__INSTRUCTIONS FOR THE TASK__. Below are some records; retype all of them exactly.

__GIVEN RECORDS__.

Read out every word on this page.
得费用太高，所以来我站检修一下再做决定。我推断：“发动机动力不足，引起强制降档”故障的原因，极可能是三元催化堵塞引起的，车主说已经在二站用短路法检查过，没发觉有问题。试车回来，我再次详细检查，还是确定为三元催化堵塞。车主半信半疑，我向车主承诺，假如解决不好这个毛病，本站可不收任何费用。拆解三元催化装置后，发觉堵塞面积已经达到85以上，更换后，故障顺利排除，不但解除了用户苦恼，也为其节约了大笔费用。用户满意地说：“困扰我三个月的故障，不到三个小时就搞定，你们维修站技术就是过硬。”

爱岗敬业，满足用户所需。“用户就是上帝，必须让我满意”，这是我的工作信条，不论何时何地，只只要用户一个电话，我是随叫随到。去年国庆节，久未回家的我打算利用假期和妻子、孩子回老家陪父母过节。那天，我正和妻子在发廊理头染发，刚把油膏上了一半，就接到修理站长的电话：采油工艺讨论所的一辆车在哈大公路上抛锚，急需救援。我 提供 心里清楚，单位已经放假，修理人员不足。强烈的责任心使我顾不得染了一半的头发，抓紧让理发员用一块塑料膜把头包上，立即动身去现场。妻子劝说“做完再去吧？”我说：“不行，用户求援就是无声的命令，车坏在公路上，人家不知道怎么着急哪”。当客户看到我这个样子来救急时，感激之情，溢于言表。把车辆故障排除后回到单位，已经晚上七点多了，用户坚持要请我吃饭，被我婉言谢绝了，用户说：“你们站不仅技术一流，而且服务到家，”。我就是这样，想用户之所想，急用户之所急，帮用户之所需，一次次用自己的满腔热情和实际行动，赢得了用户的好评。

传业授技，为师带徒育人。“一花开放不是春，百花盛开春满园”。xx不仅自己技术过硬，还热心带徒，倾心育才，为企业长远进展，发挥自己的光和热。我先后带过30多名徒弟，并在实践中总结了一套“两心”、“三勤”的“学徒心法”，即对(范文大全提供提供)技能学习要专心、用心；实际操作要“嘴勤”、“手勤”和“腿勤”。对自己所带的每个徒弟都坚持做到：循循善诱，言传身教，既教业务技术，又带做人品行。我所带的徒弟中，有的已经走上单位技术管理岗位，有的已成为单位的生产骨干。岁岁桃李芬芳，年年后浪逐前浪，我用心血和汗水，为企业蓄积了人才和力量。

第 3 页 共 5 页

__EXPECTED OUTPUT__.
Read out every word on this page.
得费用太高，所以来我站检修一下再做决定。我推断：“发动机动力不足，引起强制降档”故障的原因，极可能是三元催化堵塞引起的，车主说已经在二站用短路法检查过，没发觉有问题。试车回来，我再次详细检查，还是确定为三元催化堵塞。车主半信半疑，我向车主承诺，假如解决不好这个毛病，本站可不收任何费用。拆解三元催化装置后，发觉堵塞面积已经达到85以上，更换后，故障顺利排除，不但解除了用户苦恼，也为其节约了大笔费用。用户满意地说：“困扰我三个月的故障，不到三个小时就搞定，你们维修站技术就是过硬。”

爱岗敬业，满足用户所需。“用户就是上帝，必须让我满意”，这是我的工作信条，不论何时何地，只只要用户一个电话，我是随叫随到。去年国庆节，久未回家的我打算利用假期和妻子、孩子回老家陪父母过节。那天，我正和妻子在发廊理头染发，刚把油膏上了一半，就接到修理站长的电话：采油工艺讨论所的一辆车在哈大公路上抛锚，急需救援。我 提供 心里清楚，单位已经放假，修理人员不足。强烈的责任心使我顾不得染了一半的头发，抓紧让理发员用一块塑料膜把头包上，立即动身去现场。妻子劝说“做完再去吧？”我说：“不行，用户求援就是无声的命令，车坏在公路上，人家不知道怎么着急哪”。当客户看到我这个样子来救急时，感激之情，溢于言表。把车辆故障排除后回到单位，已经晚上七点多了，用户坚持要请我吃饭，被我婉言谢绝了，用户说：“你们站不仅技术一流，而且服务到家，”。我就是这样，想用户之所想，急用户之所急，帮用户之所需，一次次用自己的满腔热情和实际行动，赢得了用户的好评。

传业授技，为师带徒育人。“一花开放不是春，百花盛开春满园”。xx不仅自己技术过硬，还热心带徒，倾心育才，为企业长远进展，发挥自己的光和热。我先后带过30多名徒弟，并在实践中总结了一套“两心”、“三勤”的“学徒心法”，即对(范文大全提供提供)技能学习要专心、用心；实际操作要“嘴勤”、“手勤”和“腿勤”。对自己所带的每个徒弟都坚持做到：循循善诱，言传身教，既教业务技术，又带做人品行。我所带的徒弟中，有的已经走上单位技术管理岗位，有的已成为单位的生产骨干。岁岁桃李芬芳，年年后浪逐前浪，我用心血和汗水，为企业蓄积了人才和力量。

第 3 页 共 5 页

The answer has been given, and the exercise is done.